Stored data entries

--------------------------------

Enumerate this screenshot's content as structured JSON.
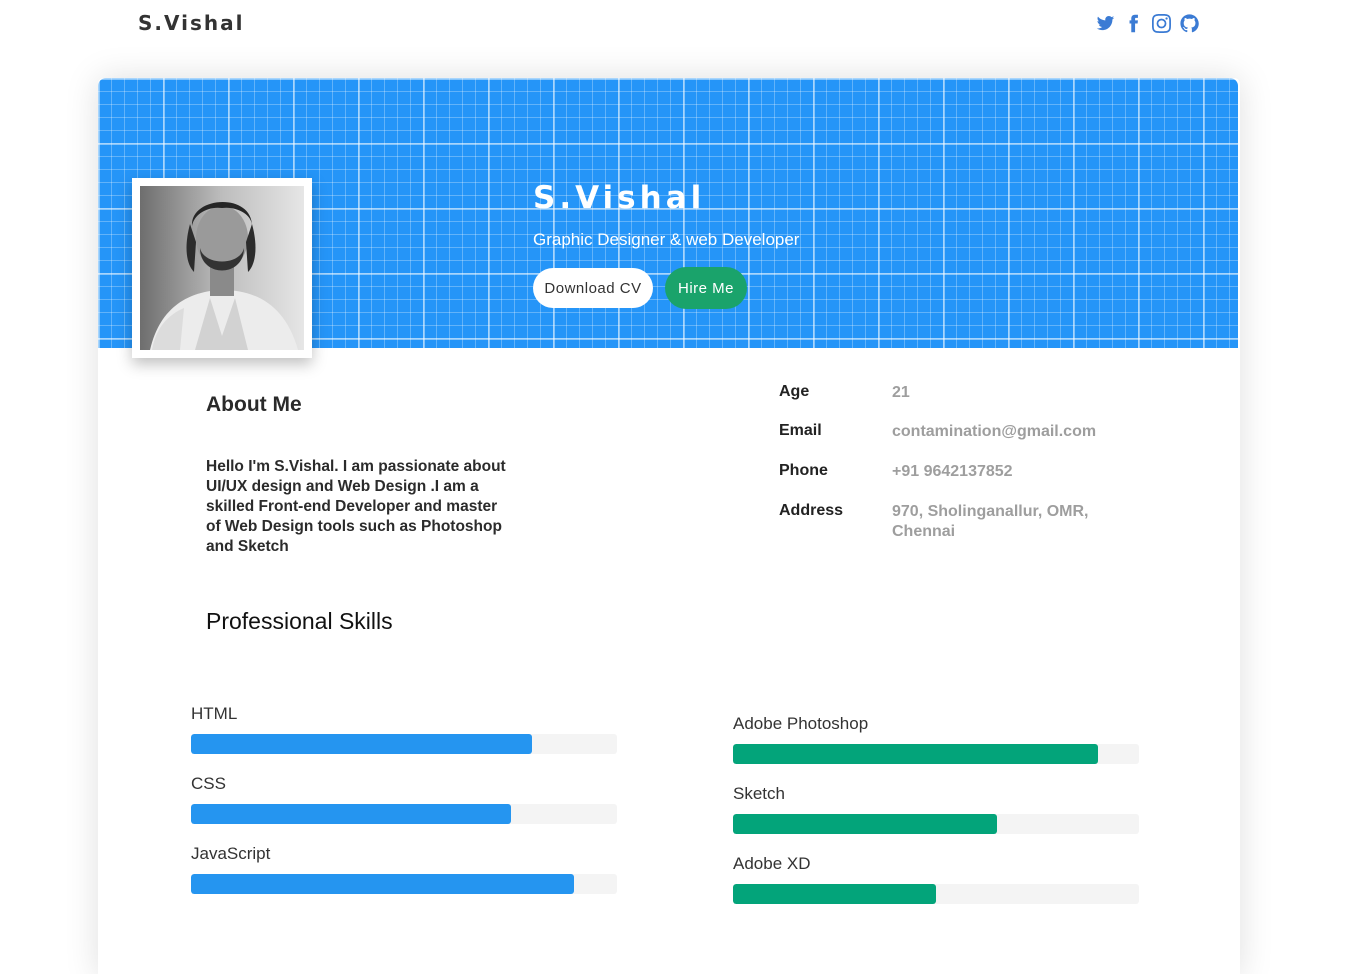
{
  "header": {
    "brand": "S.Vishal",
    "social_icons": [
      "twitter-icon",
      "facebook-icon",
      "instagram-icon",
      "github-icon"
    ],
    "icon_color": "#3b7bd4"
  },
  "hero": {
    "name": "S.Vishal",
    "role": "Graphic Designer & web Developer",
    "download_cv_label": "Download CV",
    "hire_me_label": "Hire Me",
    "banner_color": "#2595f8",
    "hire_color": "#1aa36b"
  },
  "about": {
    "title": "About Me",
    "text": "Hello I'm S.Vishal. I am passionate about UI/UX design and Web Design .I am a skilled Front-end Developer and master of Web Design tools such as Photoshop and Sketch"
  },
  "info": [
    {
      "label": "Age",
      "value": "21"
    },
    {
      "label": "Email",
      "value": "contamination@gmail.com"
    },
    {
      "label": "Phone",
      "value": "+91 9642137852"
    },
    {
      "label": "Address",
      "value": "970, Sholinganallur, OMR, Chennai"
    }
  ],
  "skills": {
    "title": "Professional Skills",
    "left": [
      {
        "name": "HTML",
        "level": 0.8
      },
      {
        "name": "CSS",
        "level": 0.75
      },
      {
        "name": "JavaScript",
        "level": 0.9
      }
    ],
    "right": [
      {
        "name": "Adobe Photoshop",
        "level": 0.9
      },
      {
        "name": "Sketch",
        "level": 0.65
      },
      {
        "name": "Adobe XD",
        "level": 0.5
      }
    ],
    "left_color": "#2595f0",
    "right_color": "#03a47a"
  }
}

--------------------------------

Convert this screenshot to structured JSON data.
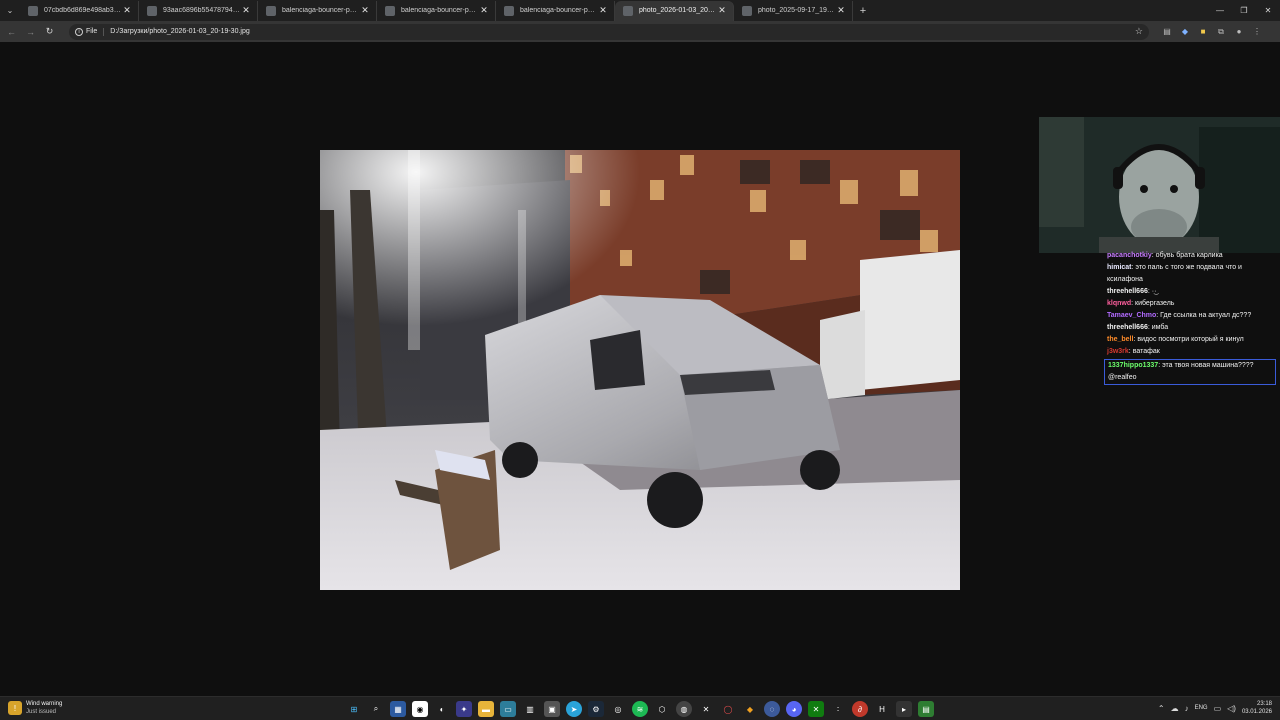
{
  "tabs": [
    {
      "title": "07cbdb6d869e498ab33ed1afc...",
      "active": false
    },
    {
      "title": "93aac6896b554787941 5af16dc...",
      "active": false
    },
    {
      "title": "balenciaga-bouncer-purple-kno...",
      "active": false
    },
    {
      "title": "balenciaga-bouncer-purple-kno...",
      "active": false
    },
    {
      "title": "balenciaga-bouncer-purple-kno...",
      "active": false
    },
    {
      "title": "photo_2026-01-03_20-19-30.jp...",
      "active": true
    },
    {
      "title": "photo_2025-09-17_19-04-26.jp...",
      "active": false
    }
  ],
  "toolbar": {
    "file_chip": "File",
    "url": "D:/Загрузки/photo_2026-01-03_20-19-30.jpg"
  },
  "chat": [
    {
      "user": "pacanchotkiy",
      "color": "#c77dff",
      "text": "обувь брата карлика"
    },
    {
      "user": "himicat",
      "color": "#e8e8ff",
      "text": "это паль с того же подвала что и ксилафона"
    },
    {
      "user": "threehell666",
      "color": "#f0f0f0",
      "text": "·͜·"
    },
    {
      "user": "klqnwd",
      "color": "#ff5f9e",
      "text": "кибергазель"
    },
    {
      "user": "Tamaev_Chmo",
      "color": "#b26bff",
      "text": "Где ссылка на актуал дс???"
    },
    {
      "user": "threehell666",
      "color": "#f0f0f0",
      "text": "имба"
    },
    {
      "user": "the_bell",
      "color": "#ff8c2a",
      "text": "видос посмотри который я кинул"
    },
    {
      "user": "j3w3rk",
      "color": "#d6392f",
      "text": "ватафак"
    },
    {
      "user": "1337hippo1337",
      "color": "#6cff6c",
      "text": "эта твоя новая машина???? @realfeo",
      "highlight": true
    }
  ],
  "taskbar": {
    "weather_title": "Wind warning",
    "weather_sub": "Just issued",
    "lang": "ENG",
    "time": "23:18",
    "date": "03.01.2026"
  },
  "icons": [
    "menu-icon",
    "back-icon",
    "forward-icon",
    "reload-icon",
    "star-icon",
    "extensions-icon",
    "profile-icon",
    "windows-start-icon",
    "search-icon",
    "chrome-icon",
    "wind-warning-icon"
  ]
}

--------------------------------

TASK OBJECTIVE ->
From the records given above, copy all lines containing "warning".

IN RESPONSE ->
    "weather_title": "Wind warning",
    "wind-warning-icon"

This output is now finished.